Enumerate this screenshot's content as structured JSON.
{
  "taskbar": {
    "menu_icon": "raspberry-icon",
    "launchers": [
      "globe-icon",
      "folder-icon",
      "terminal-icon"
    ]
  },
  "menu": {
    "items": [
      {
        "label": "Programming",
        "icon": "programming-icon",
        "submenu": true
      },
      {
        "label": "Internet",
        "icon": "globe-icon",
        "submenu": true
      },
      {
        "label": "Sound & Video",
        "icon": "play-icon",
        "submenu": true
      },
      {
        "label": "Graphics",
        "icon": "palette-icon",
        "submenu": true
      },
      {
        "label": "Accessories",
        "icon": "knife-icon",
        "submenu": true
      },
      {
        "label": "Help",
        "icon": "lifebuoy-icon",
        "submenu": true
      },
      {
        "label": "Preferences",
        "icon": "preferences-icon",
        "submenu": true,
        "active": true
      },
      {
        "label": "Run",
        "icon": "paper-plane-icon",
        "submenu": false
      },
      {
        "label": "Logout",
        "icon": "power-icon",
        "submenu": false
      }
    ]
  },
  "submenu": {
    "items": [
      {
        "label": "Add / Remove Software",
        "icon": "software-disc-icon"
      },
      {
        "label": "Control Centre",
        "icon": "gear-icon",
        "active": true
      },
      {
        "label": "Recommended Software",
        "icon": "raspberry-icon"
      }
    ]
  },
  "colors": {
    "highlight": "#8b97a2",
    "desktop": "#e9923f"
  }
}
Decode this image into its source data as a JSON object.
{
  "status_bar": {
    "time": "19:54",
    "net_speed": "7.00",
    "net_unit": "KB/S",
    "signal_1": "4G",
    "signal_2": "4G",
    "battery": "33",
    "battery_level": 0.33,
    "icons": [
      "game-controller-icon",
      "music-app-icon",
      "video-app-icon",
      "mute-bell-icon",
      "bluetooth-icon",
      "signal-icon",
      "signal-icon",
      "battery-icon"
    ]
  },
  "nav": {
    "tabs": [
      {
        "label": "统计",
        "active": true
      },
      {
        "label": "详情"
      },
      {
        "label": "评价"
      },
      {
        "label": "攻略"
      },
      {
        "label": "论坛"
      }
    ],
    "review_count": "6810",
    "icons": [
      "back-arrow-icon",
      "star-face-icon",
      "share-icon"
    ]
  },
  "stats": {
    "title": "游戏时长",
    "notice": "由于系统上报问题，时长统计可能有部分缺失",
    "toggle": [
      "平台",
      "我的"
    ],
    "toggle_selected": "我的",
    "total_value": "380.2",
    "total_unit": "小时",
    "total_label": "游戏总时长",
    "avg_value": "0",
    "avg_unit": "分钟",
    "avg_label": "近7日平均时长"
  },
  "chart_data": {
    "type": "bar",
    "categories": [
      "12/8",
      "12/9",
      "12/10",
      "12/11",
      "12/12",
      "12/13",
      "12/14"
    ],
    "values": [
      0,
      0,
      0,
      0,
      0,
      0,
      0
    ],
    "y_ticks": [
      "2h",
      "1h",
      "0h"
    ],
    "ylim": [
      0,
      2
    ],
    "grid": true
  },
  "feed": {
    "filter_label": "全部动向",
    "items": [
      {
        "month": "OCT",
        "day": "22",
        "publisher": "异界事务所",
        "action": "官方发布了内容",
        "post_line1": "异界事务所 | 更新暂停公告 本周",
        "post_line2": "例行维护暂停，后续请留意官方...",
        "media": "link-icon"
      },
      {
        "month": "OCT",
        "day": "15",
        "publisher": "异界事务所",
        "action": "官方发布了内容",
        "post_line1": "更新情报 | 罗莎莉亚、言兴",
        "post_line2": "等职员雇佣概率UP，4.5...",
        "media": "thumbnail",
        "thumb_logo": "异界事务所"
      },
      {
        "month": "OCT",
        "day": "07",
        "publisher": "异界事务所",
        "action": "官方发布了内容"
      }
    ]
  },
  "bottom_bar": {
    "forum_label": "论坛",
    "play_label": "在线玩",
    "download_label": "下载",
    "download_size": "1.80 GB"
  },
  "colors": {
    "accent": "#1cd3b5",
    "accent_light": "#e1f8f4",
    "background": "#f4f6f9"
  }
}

(Your instructions): Can you give every line above again, exactly as written?

(Result):
Enumerate this screenshot's content as structured JSON.
{
  "taskbar": {
    "menu_icon": "raspberry-icon",
    "launchers": [
      "globe-icon",
      "folder-icon",
      "terminal-icon"
    ]
  },
  "menu": {
    "items": [
      {
        "label": "Programming",
        "icon": "programming-icon",
        "submenu": true
      },
      {
        "label": "Internet",
        "icon": "globe-icon",
        "submenu": true
      },
      {
        "label": "Sound & Video",
        "icon": "play-icon",
        "submenu": true
      },
      {
        "label": "Graphics",
        "icon": "palette-icon",
        "submenu": true
      },
      {
        "label": "Accessories",
        "icon": "knife-icon",
        "submenu": true
      },
      {
        "label": "Help",
        "icon": "lifebuoy-icon",
        "submenu": true
      },
      {
        "label": "Preferences",
        "icon": "preferences-icon",
        "submenu": true,
        "active": true
      },
      {
        "label": "Run",
        "icon": "paper-plane-icon",
        "submenu": false
      },
      {
        "label": "Logout",
        "icon": "power-icon",
        "submenu": false
      }
    ]
  },
  "submenu": {
    "items": [
      {
        "label": "Add / Remove Software",
        "icon": "software-disc-icon"
      },
      {
        "label": "Control Centre",
        "icon": "gear-icon",
        "active": true
      },
      {
        "label": "Recommended Software",
        "icon": "raspberry-icon"
      }
    ]
  },
  "colors": {
    "highlight": "#8b97a2",
    "desktop": "#e9923f"
  }
}
Decode this image into its source data as a JSON object.
{
  "status_bar": {
    "time": "19:54",
    "net_speed": "7.00",
    "net_unit": "KB/S",
    "signal_1": "4G",
    "signal_2": "4G",
    "battery": "33",
    "battery_level": 0.33,
    "icons": [
      "game-controller-icon",
      "music-app-icon",
      "video-app-icon",
      "mute-bell-icon",
      "bluetooth-icon",
      "signal-icon",
      "signal-icon",
      "battery-icon"
    ]
  },
  "nav": {
    "tabs": [
      {
        "label": "统计",
        "active": true
      },
      {
        "label": "详情"
      },
      {
        "label": "评价"
      },
      {
        "label": "攻略"
      },
      {
        "label": "论坛"
      }
    ],
    "review_count": "6810",
    "icons": [
      "back-arrow-icon",
      "star-face-icon",
      "share-icon"
    ]
  },
  "stats": {
    "title": "游戏时长",
    "notice": "由于系统上报问题，时长统计可能有部分缺失",
    "toggle": [
      "平台",
      "我的"
    ],
    "toggle_selected": "我的",
    "total_value": "380.2",
    "total_unit": "小时",
    "total_label": "游戏总时长",
    "avg_value": "0",
    "avg_unit": "分钟",
    "avg_label": "近7日平均时长"
  },
  "chart_data": {
    "type": "bar",
    "categories": [
      "12/8",
      "12/9",
      "12/10",
      "12/11",
      "12/12",
      "12/13",
      "12/14"
    ],
    "values": [
      0,
      0,
      0,
      0,
      0,
      0,
      0
    ],
    "y_ticks": [
      "2h",
      "1h",
      "0h"
    ],
    "ylim": [
      0,
      2
    ],
    "grid": true
  },
  "feed": {
    "filter_label": "全部动向",
    "items": [
      {
        "month": "OCT",
        "day": "22",
        "publisher": "异界事务所",
        "action": "官方发布了内容",
        "post_line1": "异界事务所 | 更新暂停公告 本周",
        "post_line2": "例行维护暂停，后续请留意官方...",
        "media": "link-icon"
      },
      {
        "month": "OCT",
        "day": "15",
        "publisher": "异界事务所",
        "action": "官方发布了内容",
        "post_line1": "更新情报 | 罗莎莉亚、言兴",
        "post_line2": "等职员雇佣概率UP，4.5...",
        "media": "thumbnail",
        "thumb_logo": "异界事务所"
      },
      {
        "month": "OCT",
        "day": "07",
        "publisher": "异界事务所",
        "action": "官方发布了内容"
      }
    ]
  },
  "bottom_bar": {
    "forum_label": "论坛",
    "play_label": "在线玩",
    "download_label": "下载",
    "download_size": "1.80 GB"
  },
  "colors": {
    "accent": "#1cd3b5",
    "accent_light": "#e1f8f4",
    "background": "#f4f6f9"
  }
}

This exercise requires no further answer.